Objective | Make an exact copy of each entry, leaving out every picture.

Provided entries |
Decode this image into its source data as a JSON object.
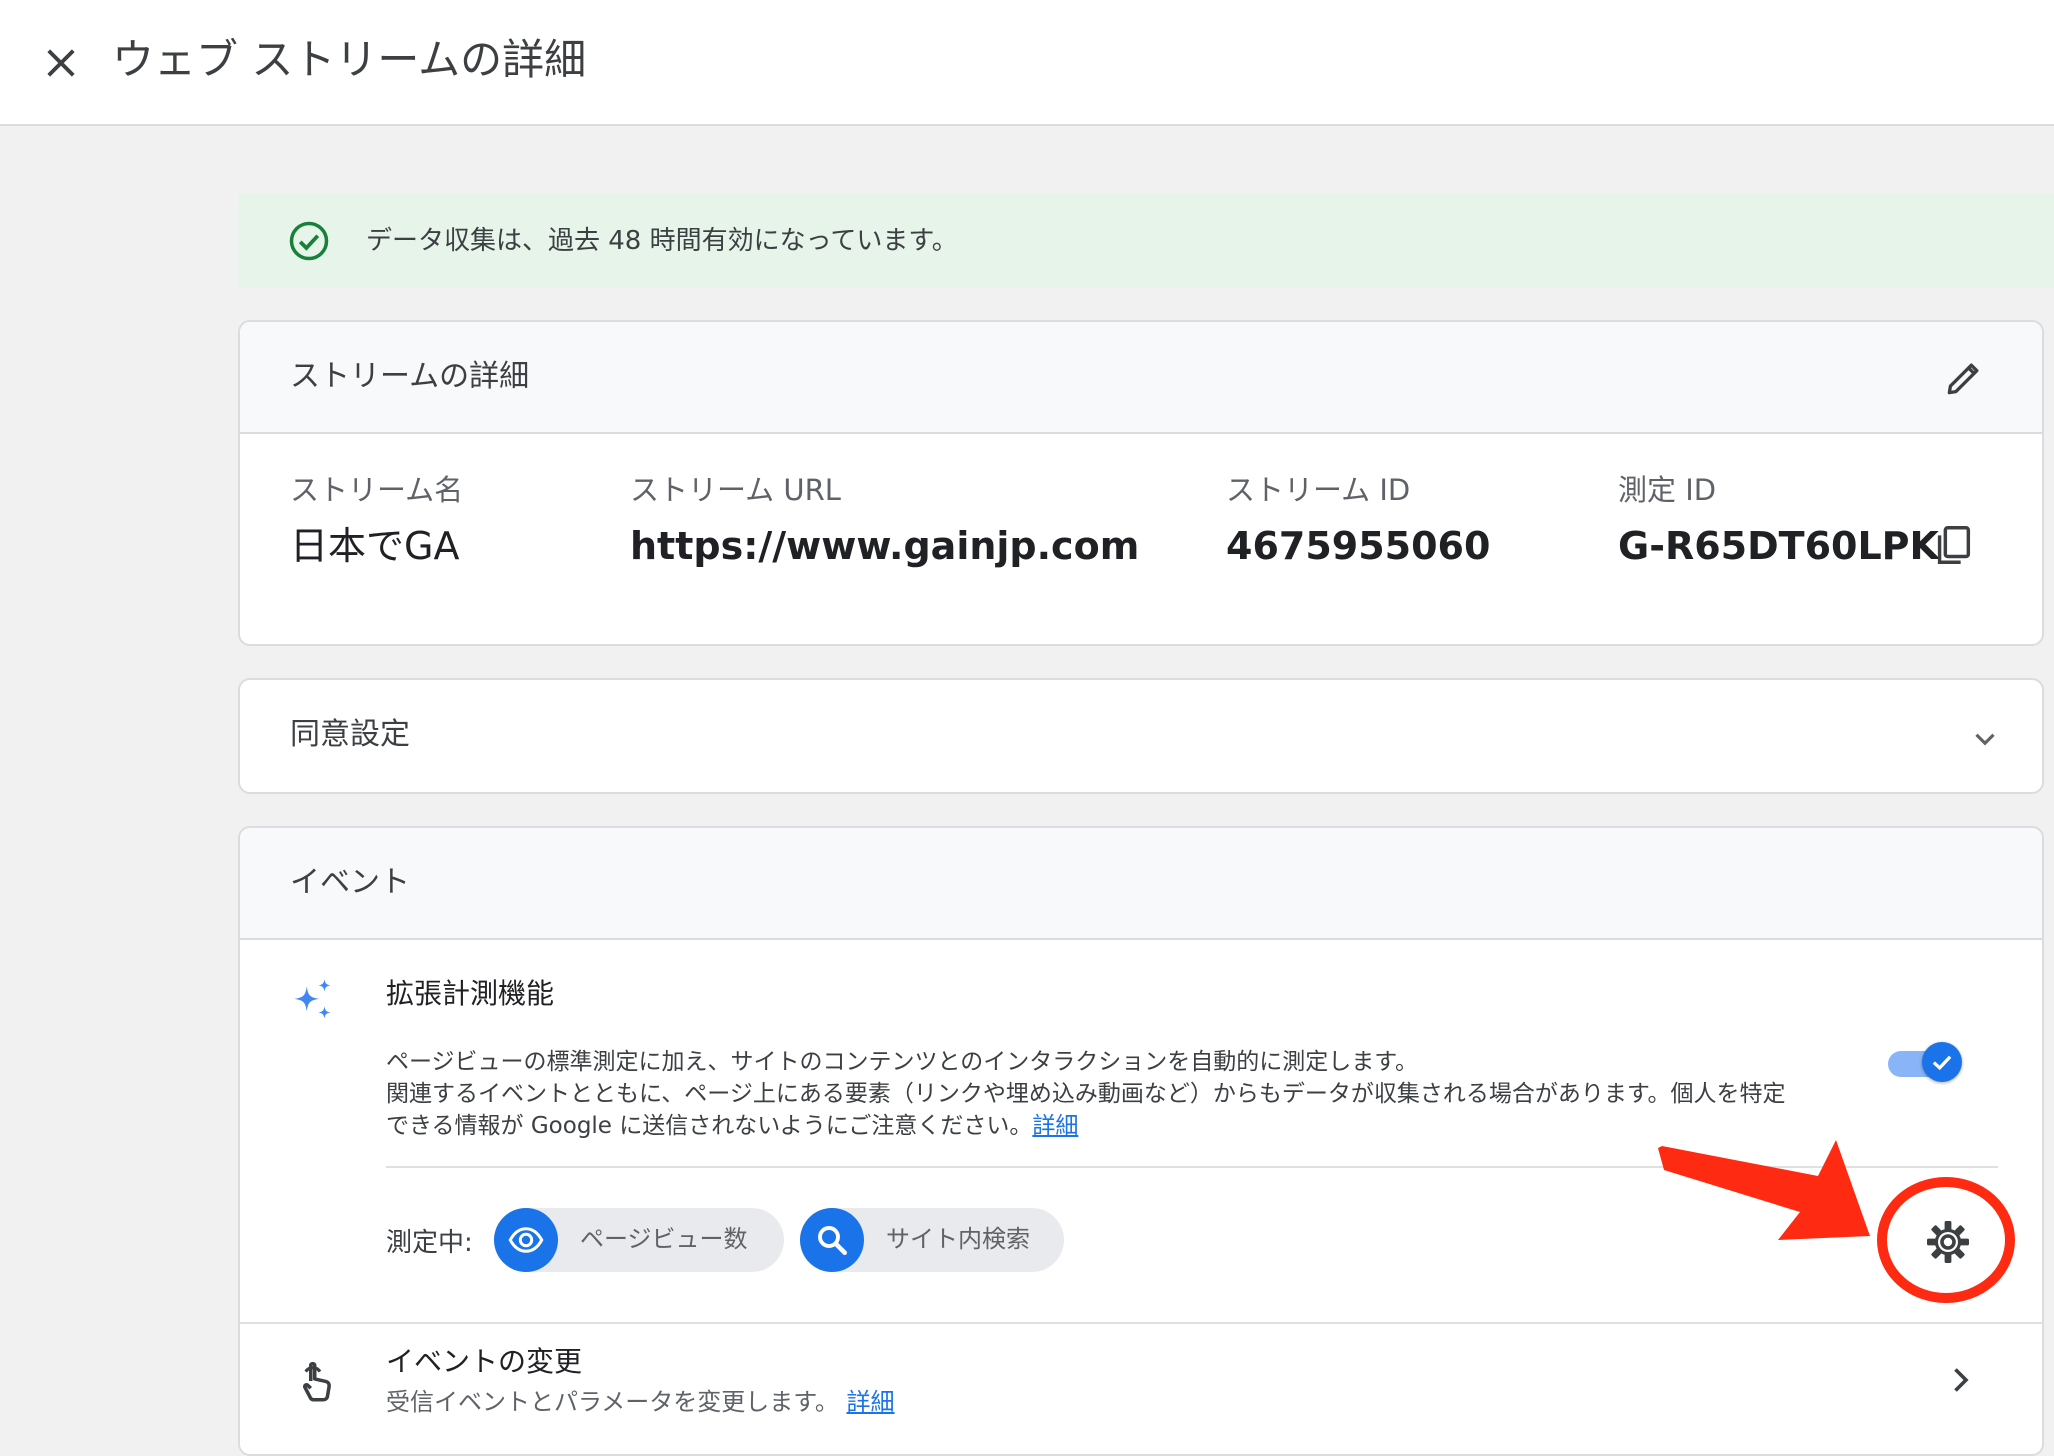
{
  "header": {
    "title": "ウェブ ストリームの詳細"
  },
  "banner": {
    "text": "データ収集は、過去 48 時間有効になっています。"
  },
  "stream_details": {
    "title": "ストリームの詳細",
    "fields": [
      {
        "label": "ストリーム名",
        "value": "日本でGA"
      },
      {
        "label": "ストリーム URL",
        "value": "https://www.gainjp.com"
      },
      {
        "label": "ストリーム ID",
        "value": "4675955060"
      },
      {
        "label": "測定 ID",
        "value": "G-R65DT60LPK"
      }
    ]
  },
  "consent": {
    "title": "同意設定"
  },
  "events": {
    "title": "イベント",
    "enhanced_measurement": {
      "title": "拡張計測機能",
      "description": "ページビューの標準測定に加え、サイトのコンテンツとのインタラクションを自動的に測定します。\n関連するイベントとともに、ページ上にある要素（リンクや埋め込み動画など）からもデータが収集される場合があります。個人を特定\nできる情報が Google に送信されないようにご注意ください。",
      "link_text": "詳細",
      "toggle_on": true,
      "measuring_label": "測定中:",
      "chips": [
        {
          "label": "ページビュー数",
          "icon": "eye-icon"
        },
        {
          "label": "サイト内検索",
          "icon": "search-icon"
        }
      ]
    },
    "modify_events": {
      "title": "イベントの変更",
      "description": "受信イベントとパラメータを変更します。",
      "link_text": "詳細"
    }
  },
  "colors": {
    "accent": "#1a73e8",
    "success": "#188038",
    "banner_bg": "#e6f4ea",
    "annotation": "#ff2a12"
  }
}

Output |
Decode this image into its source data as a JSON object.
{
  "header": {
    "title": "ウェブ ストリームの詳細"
  },
  "banner": {
    "text": "データ収集は、過去 48 時間有効になっています。"
  },
  "stream_details": {
    "title": "ストリームの詳細",
    "fields": [
      {
        "label": "ストリーム名",
        "value": "日本でGA"
      },
      {
        "label": "ストリーム URL",
        "value": "https://www.gainjp.com"
      },
      {
        "label": "ストリーム ID",
        "value": "4675955060"
      },
      {
        "label": "測定 ID",
        "value": "G-R65DT60LPK"
      }
    ]
  },
  "consent": {
    "title": "同意設定"
  },
  "events": {
    "title": "イベント",
    "enhanced_measurement": {
      "title": "拡張計測機能",
      "description": "ページビューの標準測定に加え、サイトのコンテンツとのインタラクションを自動的に測定します。\n関連するイベントとともに、ページ上にある要素（リンクや埋め込み動画など）からもデータが収集される場合があります。個人を特定\nできる情報が Google に送信されないようにご注意ください。",
      "link_text": "詳細",
      "toggle_on": true,
      "measuring_label": "測定中:",
      "chips": [
        {
          "label": "ページビュー数",
          "icon": "eye-icon"
        },
        {
          "label": "サイト内検索",
          "icon": "search-icon"
        }
      ]
    },
    "modify_events": {
      "title": "イベントの変更",
      "description": "受信イベントとパラメータを変更します。",
      "link_text": "詳細"
    }
  },
  "colors": {
    "accent": "#1a73e8",
    "success": "#188038",
    "banner_bg": "#e6f4ea",
    "annotation": "#ff2a12"
  }
}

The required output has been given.